== EXERCISE INPUT

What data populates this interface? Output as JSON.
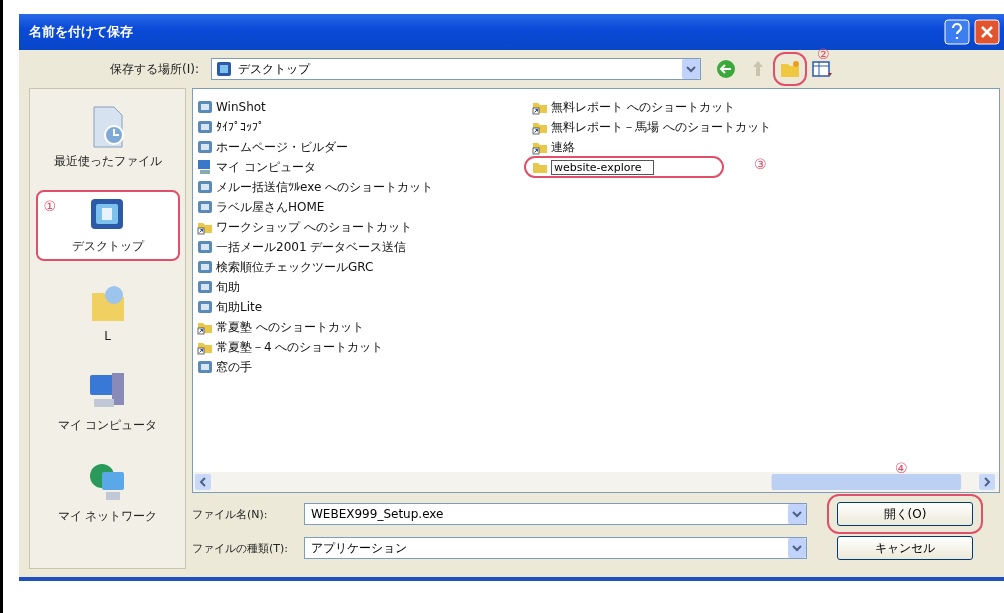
{
  "window": {
    "title": "名前を付けて保存"
  },
  "save_in": {
    "label": "保存する場所(I):",
    "value": "デスクトップ"
  },
  "toolbar": {
    "new_folder_marker": "②"
  },
  "places": [
    {
      "label": "最近使ったファイル",
      "kind": "recent",
      "selected": false
    },
    {
      "label": "デスクトップ",
      "kind": "desktop",
      "selected": true,
      "marker": "①"
    },
    {
      "label": "L",
      "kind": "documents",
      "selected": false
    },
    {
      "label": "マイ コンピュータ",
      "kind": "computer",
      "selected": false
    },
    {
      "label": "マイ ネットワーク",
      "kind": "network",
      "selected": false
    }
  ],
  "files": [
    {
      "name": "WinShot",
      "kind": "app"
    },
    {
      "name": "ﾀｲﾌﾟｺｯﾌﾟ",
      "kind": "app"
    },
    {
      "name": "ホームページ・ビルダー",
      "kind": "app"
    },
    {
      "name": "マイ コンピュータ",
      "kind": "computer"
    },
    {
      "name": "メルー括送信ﾂﾙexe へのショートカット",
      "kind": "app"
    },
    {
      "name": "ラベル屋さんHOME",
      "kind": "app"
    },
    {
      "name": "ワークショップ へのショートカット",
      "kind": "shortcut"
    },
    {
      "name": "一括メール2001 データベース送信",
      "kind": "app"
    },
    {
      "name": "検索順位チェックツールGRC",
      "kind": "app"
    },
    {
      "name": "旬助",
      "kind": "app"
    },
    {
      "name": "旬助Lite",
      "kind": "app"
    },
    {
      "name": "常夏塾 へのショートカット",
      "kind": "shortcut"
    },
    {
      "name": "常夏塾－4 へのショートカット",
      "kind": "shortcut"
    },
    {
      "name": "窓の手",
      "kind": "app"
    },
    {
      "name": "無料レポート へのショートカット",
      "kind": "shortcut"
    },
    {
      "name": "無料レポート－馬場 へのショートカット",
      "kind": "shortcut"
    },
    {
      "name": "連絡",
      "kind": "shortcut"
    },
    {
      "name": "website-explore",
      "kind": "rename",
      "marker": "③"
    }
  ],
  "file_name": {
    "label": "ファイル名(N):",
    "value": "WEBEX999_Setup.exe"
  },
  "file_type": {
    "label": "ファイルの種類(T):",
    "value": "アプリケーション"
  },
  "buttons": [
    {
      "label": "開く(O)",
      "marker": "④"
    },
    {
      "label": "キャンセル"
    }
  ]
}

====

STATED GOAL -> Leave images out of the retyped records; keep all else exact.

RIGHT ANSWER ->
What data populates this interface? Output as JSON.
{
  "window": {
    "title": "名前を付けて保存"
  },
  "save_in": {
    "label": "保存する場所(I):",
    "value": "デスクトップ"
  },
  "toolbar": {
    "new_folder_marker": "②"
  },
  "places": [
    {
      "label": "最近使ったファイル",
      "kind": "recent",
      "selected": false
    },
    {
      "label": "デスクトップ",
      "kind": "desktop",
      "selected": true,
      "marker": "①"
    },
    {
      "label": "L",
      "kind": "documents",
      "selected": false
    },
    {
      "label": "マイ コンピュータ",
      "kind": "computer",
      "selected": false
    },
    {
      "label": "マイ ネットワーク",
      "kind": "network",
      "selected": false
    }
  ],
  "files": [
    {
      "name": "WinShot",
      "kind": "app"
    },
    {
      "name": "ﾀｲﾌﾟｺｯﾌﾟ",
      "kind": "app"
    },
    {
      "name": "ホームページ・ビルダー",
      "kind": "app"
    },
    {
      "name": "マイ コンピュータ",
      "kind": "computer"
    },
    {
      "name": "メルー括送信ﾂﾙexe へのショートカット",
      "kind": "app"
    },
    {
      "name": "ラベル屋さんHOME",
      "kind": "app"
    },
    {
      "name": "ワークショップ へのショートカット",
      "kind": "shortcut"
    },
    {
      "name": "一括メール2001 データベース送信",
      "kind": "app"
    },
    {
      "name": "検索順位チェックツールGRC",
      "kind": "app"
    },
    {
      "name": "旬助",
      "kind": "app"
    },
    {
      "name": "旬助Lite",
      "kind": "app"
    },
    {
      "name": "常夏塾 へのショートカット",
      "kind": "shortcut"
    },
    {
      "name": "常夏塾－4 へのショートカット",
      "kind": "shortcut"
    },
    {
      "name": "窓の手",
      "kind": "app"
    },
    {
      "name": "無料レポート へのショートカット",
      "kind": "shortcut"
    },
    {
      "name": "無料レポート－馬場 へのショートカット",
      "kind": "shortcut"
    },
    {
      "name": "連絡",
      "kind": "shortcut"
    },
    {
      "name": "website-explore",
      "kind": "rename",
      "marker": "③"
    }
  ],
  "file_name": {
    "label": "ファイル名(N):",
    "value": "WEBEX999_Setup.exe"
  },
  "file_type": {
    "label": "ファイルの種類(T):",
    "value": "アプリケーション"
  },
  "buttons": [
    {
      "label": "開く(O)",
      "marker": "④"
    },
    {
      "label": "キャンセル"
    }
  ]
}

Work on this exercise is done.